WORK TO DO
Using the data below, copy every line that contains the word "receipts".

***

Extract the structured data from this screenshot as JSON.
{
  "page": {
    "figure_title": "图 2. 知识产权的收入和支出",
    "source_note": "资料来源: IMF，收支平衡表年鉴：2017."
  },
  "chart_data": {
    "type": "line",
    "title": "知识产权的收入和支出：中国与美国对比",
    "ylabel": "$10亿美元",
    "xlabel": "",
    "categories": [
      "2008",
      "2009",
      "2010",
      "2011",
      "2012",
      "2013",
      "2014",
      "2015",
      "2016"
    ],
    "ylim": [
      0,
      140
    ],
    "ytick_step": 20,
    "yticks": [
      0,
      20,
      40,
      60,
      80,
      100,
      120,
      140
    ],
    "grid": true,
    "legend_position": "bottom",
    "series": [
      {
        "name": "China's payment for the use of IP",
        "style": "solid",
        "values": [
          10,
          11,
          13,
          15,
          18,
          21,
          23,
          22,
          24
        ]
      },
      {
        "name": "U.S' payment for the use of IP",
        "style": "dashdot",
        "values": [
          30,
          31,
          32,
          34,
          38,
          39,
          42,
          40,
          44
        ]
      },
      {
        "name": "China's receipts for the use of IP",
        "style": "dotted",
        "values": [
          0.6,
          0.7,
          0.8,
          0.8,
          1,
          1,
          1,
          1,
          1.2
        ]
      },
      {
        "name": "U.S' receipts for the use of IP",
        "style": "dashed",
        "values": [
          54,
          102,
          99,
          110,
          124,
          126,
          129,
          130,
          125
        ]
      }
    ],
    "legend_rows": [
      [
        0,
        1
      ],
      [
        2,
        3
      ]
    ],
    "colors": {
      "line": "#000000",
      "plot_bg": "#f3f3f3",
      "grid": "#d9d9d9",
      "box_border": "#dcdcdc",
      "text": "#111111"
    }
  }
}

***

COMPLETED TASK
        "name": "China's receipts for the use of IP",
        "name": "U.S' receipts for the use of IP",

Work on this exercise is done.